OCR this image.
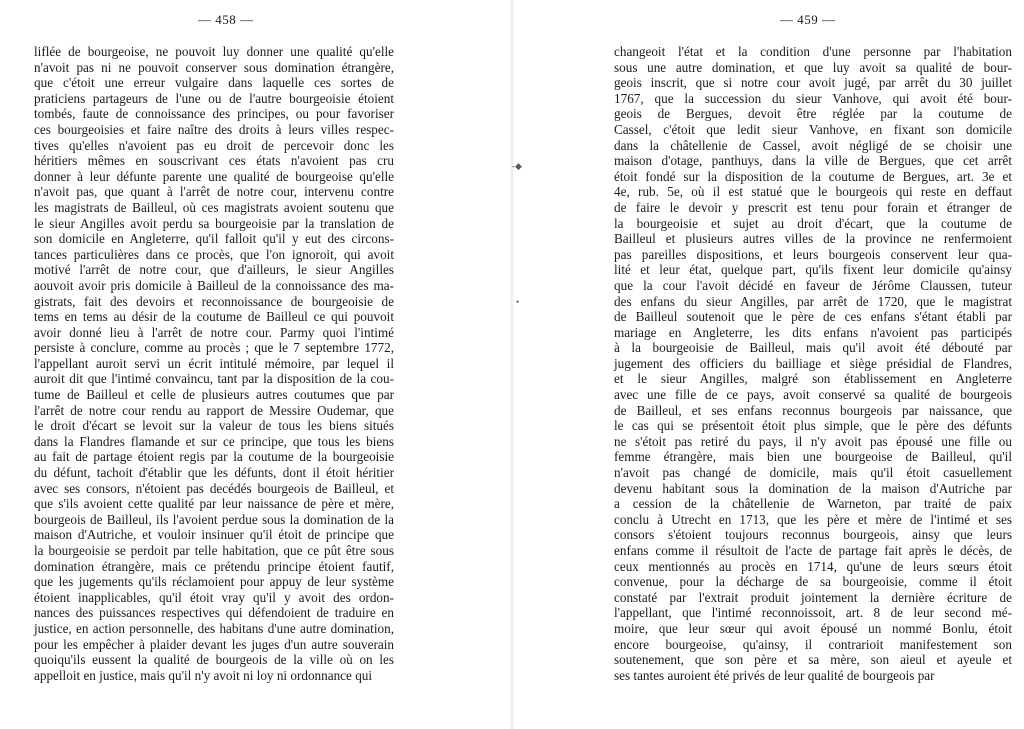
— 458 —
liflée de bourgeoise, ne pouvoit luy donner une qualité qu'elle
n'avoit pas ni ne pouvoit conserver sous domination étrangère,
que c'étoit une erreur vulgaire dans laquelle ces sortes de
praticiens partageurs de l'une ou de l'autre bourgeoisie étoient
tombés, faute de connoissance des principes, ou pour favoriser
ces bourgeoisies et faire naître des droits à leurs villes respec-
tives qu'elles n'avoient pas eu droit de percevoir donc les
héritiers mêmes en souscrivant ces états n'avoient pas cru
donner à leur défunte parente une qualité de bourgeoise qu'elle
n'avoit pas, que quant à l'arrêt de notre cour, intervenu contre
les magistrats de Bailleul, où ces magistrats avoient soutenu que
le sieur Angilles avoit perdu sa bourgeoisie par la translation de
son domicile en Angleterre, qu'il falloit qu'il y eut des circons-
tances particulières dans ce procès, que l'on ignoroit, qui avoit
motivé l'arrêt de notre cour, que d'ailleurs, le sieur Angilles
aouvoit avoir pris domicile à Bailleul de la connoissance des ma-
gistrats, fait des devoirs et reconnoissance de bourgeoisie de
tems en tems au désir de la coutume de Bailleul ce qui pouvoit
avoir donné lieu à l'arrêt de notre cour. Parmy quoi l'intimé
persiste à conclure, comme au procès ; que le 7 septembre 1772,
l'appellant auroit servi un écrit intitulé mémoire, par lequel il
auroit dit que l'intimé convaincu, tant par la disposition de la cou-
tume de Bailleul et celle de plusieurs autres coutumes que par
l'arrêt de notre cour rendu au rapport de Messire Oudemar, que
le droit d'écart se levoit sur la valeur de tous les biens situés
dans la Flandres flamande et sur ce principe, que tous les biens
au fait de partage étoient regis par la coutume de la bourgeoisie
du défunt, tachoit d'établir que les défunts, dont il étoit héritier
avec ses consors, n'étoient pas decédés bourgeois de Bailleul, et
que s'ils avoient cette qualité par leur naissance de père et mère,
bourgeois de Bailleul, ils l'avoient perdue sous la domination de la
maison d'Autriche, et vouloir insinuer qu'il étoit de principe que
la bourgeoisie se perdoit par telle habitation, que ce pût être sous
domination étrangère, mais ce prétendu principe étoient fautif,
que les jugements qu'ils réclamoient pour appuy de leur système
étoient inapplicables, qu'il étoit vray qu'il y avoit des ordon-
nances des puissances respectives qui défendoient de traduire en
justice, en action personnelle, des habitans d'une autre domination,
pour les empêcher à plaider devant les juges d'un autre souverain
quoiqu'ils eussent la qualité de bourgeois de la ville où on les
appelloit en justice, mais qu'il n'y avoit ni loy ni ordonnance qui
-◆
•
— 459 —
changeoit l'état et la condition d'une personne par l'habitation
sous une autre domination, et que luy avoit sa qualité de bour-
geois inscrit, que si notre cour avoit jugé, par arrêt du 30 juillet
1767, que la succession du sieur Vanhove, qui avoit été bour-
geois de Bergues, devoit être réglée par la coutume de
Cassel, c'étoit que ledit sieur Vanhove, en fixant son domicile
dans la châtellenie de Cassel, avoit négligé de se choisir une
maison d'otage, panthuys, dans la ville de Bergues, que cet arrêt
étoit fondé sur la disposition de la coutume de Bergues, art. 3e et
4e, rub. 5e, où il est statué que le bourgeois qui reste en deffaut
de faire le devoir y prescrit est tenu pour forain et étranger de
la bourgeoisie et sujet au droit d'écart, que la coutume de
Bailleul et plusieurs autres villes de la province ne renfermoient
pas pareilles dispositions, et leurs bourgeois conservent leur qua-
lité et leur état, quelque part, qu'ils fixent leur domicile qu'ainsy
que la cour l'avoit décidé en faveur de Jérôme Claussen, tuteur
des enfans du sieur Angilles, par arrêt de 1720, que le magistrat
de Bailleul soutenoit que le père de ces enfans s'étant établi par
mariage en Angleterre, les dits enfans n'avoient pas participés
à la bourgeoisie de Bailleul, mais qu'il avoit été débouté par
jugement des officiers du bailliage et siège présidial de Flandres,
et le sieur Angilles, malgré son établissement en Angleterre
avec une fille de ce pays, avoit conservé sa qualité de bourgeois
de Bailleul, et ses enfans reconnus bourgeois par naissance, que
le cas qui se présentoit étoit plus simple, que le père des défunts
ne s'étoit pas retiré du pays, il n'y avoit pas épousé une fille ou
femme étrangère, mais bien une bourgeoise de Bailleul, qu'il
n'avoit pas changé de domicile, mais qu'il étoit casuellement
devenu habitant sous la domination de la maison d'Autriche par
a cession de la châtellenie de Warneton, par traité de paix
conclu à Utrecht en 1713, que les père et mère de l'intimé et ses
consors s'étoient toujours reconnus bourgeois, ainsy que leurs
enfans comme il résultoit de l'acte de partage fait après le décès, de
ceux mentionnés au procès en 1714, qu'une de leurs sœurs étoit
convenue, pour la décharge de sa bourgeoisie, comme il étoit
constaté par l'extrait produit jointement la dernière écriture de
l'appellant, que l'intimé reconnoissoit, art. 8 de leur second mé-
moire, que leur sœur qui avoit épousé un nommé Bonlu, étoit
encore bourgeoise, qu'ainsy, il contrarioit manifestement son
soutenement, que son père et sa mère, son aieul et ayeule et
ses tantes auroient été privés de leur qualité de bourgeois par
━━━━
Find every line holding the word "reconnus"; give their count and nothing else.

2